[Stored data entries]
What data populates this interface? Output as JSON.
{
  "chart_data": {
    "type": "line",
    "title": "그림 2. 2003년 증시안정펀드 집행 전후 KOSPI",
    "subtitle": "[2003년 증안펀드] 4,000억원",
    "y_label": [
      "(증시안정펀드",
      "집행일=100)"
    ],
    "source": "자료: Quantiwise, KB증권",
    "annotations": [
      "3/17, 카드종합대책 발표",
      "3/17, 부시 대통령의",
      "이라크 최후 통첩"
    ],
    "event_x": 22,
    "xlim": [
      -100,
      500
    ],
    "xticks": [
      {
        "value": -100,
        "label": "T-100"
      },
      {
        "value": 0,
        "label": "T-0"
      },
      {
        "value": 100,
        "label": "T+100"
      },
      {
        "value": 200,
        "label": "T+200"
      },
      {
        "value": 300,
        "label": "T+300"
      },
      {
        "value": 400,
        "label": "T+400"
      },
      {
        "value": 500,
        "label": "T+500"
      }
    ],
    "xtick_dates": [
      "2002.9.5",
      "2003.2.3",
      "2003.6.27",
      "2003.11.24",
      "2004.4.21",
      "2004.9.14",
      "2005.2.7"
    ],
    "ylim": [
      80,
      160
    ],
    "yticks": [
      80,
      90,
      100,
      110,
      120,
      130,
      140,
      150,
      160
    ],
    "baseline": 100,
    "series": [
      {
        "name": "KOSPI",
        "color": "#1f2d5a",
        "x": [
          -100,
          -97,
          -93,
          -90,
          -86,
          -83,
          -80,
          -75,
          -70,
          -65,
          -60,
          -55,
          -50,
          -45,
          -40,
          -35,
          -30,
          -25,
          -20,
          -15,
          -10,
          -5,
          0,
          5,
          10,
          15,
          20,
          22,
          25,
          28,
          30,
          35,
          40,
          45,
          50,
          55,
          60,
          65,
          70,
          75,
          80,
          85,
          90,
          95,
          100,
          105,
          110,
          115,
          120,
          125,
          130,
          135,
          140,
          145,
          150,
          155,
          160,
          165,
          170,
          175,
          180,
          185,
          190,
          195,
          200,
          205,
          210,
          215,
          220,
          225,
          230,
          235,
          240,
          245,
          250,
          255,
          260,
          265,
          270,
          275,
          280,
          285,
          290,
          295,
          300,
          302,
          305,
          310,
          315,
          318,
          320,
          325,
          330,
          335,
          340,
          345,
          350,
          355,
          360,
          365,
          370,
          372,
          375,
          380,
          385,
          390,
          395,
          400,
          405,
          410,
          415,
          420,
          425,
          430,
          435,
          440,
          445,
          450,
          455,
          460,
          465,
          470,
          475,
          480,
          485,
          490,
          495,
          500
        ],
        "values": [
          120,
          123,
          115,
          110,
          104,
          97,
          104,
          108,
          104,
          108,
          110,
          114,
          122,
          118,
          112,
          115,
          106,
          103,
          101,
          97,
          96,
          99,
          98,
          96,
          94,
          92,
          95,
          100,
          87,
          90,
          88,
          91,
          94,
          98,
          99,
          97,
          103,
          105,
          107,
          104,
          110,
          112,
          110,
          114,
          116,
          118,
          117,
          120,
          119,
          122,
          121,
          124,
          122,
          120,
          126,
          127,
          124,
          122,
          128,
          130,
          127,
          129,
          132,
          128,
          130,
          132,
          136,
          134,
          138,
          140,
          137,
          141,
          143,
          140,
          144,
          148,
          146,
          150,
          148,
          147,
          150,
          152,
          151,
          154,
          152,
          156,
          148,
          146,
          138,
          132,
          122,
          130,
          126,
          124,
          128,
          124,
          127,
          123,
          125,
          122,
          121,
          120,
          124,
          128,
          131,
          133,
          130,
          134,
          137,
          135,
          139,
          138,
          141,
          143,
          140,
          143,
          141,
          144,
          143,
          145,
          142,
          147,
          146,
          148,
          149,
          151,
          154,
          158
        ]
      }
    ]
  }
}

--

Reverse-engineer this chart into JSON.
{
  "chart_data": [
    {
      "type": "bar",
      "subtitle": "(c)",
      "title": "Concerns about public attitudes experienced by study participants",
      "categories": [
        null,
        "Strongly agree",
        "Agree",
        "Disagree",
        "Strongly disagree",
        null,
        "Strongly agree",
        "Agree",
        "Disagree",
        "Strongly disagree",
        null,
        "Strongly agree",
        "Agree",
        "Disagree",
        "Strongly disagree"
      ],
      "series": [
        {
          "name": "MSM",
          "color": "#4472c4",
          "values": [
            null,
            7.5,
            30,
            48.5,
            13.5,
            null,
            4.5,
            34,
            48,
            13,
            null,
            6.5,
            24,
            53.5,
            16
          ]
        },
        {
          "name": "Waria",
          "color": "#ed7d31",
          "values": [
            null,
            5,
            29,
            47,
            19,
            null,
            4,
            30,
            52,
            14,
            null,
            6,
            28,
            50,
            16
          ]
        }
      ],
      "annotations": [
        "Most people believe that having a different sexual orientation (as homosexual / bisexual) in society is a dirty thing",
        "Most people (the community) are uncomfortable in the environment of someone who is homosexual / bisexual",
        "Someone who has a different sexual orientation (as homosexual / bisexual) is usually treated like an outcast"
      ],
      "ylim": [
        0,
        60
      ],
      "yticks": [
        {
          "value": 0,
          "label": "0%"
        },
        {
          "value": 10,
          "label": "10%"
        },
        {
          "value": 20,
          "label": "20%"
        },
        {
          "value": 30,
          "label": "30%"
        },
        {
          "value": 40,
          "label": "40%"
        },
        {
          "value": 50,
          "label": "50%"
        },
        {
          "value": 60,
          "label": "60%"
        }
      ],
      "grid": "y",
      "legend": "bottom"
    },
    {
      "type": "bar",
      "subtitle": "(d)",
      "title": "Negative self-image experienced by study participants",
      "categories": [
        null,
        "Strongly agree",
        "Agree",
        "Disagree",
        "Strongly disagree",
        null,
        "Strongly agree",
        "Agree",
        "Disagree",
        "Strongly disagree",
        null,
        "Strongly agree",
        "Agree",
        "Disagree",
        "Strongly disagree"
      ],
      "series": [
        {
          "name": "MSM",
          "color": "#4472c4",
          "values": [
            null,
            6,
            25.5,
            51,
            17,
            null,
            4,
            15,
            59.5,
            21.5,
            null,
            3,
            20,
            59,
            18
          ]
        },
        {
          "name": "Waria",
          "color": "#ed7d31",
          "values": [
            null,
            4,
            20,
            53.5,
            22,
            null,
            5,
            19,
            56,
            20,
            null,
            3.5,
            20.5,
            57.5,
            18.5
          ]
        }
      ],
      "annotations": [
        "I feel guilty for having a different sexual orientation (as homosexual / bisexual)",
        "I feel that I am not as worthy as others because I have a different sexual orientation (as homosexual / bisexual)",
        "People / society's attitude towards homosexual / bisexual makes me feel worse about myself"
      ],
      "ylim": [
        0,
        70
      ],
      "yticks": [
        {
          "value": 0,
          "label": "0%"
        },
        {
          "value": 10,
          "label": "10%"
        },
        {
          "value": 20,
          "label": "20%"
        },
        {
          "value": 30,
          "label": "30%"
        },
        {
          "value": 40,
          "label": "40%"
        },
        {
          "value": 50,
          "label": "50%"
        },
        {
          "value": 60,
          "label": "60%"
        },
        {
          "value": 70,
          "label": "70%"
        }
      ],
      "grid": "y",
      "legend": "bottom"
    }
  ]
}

§ Instructions for the task
Scan the listing above and identify each line holding the string "that"; copy every such line.

§ Task response
        "Most people believe that having a different sexual orientation (as homosexual / bisexual) in society is a dirty thing",
        "I feel that I am not as worthy as others because I have a different sexual orientation (as homosexual / bisexual)",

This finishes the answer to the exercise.